> TASK INSTRUCTIONS:
Go through the material and tally the lines containing the string "value". Give the total alone.

--- SUPPLIED ENTRIES ---

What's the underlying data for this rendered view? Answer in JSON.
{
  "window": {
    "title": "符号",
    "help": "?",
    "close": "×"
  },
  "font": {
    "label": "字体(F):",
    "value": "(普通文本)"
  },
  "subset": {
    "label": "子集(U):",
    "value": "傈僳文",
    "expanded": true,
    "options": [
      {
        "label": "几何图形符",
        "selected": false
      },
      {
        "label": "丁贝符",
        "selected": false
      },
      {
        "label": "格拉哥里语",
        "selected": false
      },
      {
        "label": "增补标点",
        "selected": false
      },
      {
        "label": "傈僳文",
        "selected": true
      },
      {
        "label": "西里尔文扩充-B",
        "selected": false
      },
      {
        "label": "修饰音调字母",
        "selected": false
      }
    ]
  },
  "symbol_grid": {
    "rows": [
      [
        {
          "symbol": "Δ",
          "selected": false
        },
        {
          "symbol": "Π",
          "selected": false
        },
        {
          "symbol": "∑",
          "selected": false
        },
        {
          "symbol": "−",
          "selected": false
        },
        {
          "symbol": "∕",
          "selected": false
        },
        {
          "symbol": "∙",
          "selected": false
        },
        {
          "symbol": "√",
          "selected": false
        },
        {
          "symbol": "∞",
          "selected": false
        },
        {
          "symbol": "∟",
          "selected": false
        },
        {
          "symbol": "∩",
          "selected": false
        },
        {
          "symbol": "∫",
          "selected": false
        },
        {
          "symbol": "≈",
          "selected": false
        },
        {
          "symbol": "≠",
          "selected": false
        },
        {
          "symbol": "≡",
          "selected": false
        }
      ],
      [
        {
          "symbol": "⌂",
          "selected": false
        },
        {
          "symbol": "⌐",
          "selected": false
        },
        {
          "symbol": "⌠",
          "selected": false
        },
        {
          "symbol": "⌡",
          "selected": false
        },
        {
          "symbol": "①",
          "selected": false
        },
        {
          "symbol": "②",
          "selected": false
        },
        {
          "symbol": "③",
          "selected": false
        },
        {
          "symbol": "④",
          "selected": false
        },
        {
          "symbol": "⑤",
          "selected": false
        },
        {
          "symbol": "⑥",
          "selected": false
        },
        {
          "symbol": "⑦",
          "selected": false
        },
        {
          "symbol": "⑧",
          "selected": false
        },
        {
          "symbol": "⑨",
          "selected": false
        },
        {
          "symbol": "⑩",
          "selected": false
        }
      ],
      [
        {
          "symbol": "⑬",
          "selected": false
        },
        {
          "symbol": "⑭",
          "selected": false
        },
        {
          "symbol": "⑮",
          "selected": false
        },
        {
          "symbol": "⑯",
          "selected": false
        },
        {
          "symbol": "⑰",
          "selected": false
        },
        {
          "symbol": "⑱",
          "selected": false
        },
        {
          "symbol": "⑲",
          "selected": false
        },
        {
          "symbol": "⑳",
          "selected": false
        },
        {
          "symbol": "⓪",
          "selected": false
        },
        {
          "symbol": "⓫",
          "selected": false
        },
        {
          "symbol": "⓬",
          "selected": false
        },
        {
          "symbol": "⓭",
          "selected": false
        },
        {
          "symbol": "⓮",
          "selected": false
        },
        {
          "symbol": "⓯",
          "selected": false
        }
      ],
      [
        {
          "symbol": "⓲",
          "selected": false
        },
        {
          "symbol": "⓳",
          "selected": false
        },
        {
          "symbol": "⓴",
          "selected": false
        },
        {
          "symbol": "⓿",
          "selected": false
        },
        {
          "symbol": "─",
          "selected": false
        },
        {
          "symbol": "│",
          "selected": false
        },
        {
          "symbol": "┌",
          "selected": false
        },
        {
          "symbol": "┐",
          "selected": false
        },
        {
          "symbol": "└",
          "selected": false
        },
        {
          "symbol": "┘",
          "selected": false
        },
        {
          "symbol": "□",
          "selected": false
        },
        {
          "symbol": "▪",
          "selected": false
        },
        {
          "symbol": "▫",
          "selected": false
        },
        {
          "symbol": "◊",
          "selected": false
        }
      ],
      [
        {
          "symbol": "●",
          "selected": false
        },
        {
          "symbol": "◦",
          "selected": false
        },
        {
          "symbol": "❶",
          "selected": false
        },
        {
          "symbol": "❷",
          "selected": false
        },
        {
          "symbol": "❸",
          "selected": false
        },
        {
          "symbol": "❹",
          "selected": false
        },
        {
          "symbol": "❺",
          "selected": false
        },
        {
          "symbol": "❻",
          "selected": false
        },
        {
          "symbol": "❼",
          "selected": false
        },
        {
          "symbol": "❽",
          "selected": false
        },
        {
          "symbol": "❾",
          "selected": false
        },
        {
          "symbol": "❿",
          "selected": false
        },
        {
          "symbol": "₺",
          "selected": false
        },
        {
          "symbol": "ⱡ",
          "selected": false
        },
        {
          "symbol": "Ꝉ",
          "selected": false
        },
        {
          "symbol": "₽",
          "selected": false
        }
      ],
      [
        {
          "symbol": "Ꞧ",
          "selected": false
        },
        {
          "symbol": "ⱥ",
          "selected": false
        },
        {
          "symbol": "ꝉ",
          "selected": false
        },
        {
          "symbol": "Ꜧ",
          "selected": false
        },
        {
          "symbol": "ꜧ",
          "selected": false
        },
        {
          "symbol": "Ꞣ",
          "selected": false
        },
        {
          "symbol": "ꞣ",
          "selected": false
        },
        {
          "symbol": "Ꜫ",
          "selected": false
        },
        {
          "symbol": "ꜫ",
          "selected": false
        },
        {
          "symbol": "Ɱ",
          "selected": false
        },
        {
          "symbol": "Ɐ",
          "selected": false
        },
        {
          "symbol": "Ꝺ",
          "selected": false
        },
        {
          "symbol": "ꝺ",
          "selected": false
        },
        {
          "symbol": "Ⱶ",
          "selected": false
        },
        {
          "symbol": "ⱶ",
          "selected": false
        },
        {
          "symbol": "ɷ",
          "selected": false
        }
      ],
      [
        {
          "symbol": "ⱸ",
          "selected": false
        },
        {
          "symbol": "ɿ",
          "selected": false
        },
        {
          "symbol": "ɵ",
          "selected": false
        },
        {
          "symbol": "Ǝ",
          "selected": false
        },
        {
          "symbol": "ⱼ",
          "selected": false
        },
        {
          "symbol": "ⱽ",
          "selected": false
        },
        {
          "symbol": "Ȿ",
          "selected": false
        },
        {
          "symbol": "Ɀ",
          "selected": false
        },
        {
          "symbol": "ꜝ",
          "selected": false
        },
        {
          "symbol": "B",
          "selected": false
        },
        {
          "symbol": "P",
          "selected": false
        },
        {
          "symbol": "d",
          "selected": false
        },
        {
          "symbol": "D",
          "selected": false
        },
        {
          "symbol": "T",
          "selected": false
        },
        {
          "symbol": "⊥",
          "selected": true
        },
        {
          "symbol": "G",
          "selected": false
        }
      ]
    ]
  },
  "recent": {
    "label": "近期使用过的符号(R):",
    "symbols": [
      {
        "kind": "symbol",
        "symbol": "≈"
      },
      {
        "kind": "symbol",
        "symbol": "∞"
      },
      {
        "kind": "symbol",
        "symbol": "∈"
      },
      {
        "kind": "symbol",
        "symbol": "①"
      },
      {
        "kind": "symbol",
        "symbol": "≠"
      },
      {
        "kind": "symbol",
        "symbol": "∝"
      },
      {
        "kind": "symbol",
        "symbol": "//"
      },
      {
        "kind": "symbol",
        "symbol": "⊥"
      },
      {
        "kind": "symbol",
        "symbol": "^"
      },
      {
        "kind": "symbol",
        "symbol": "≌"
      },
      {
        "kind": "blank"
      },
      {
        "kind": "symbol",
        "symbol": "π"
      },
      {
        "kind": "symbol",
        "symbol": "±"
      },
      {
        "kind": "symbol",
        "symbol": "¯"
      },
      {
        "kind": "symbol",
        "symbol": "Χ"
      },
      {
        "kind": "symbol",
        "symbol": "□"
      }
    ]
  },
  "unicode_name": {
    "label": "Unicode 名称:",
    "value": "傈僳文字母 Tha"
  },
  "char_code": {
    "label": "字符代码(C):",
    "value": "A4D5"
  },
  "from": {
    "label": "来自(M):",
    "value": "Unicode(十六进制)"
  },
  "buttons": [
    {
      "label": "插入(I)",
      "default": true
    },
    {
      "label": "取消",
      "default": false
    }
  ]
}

---

> SOLUTION TO THIS EXERCISE:
5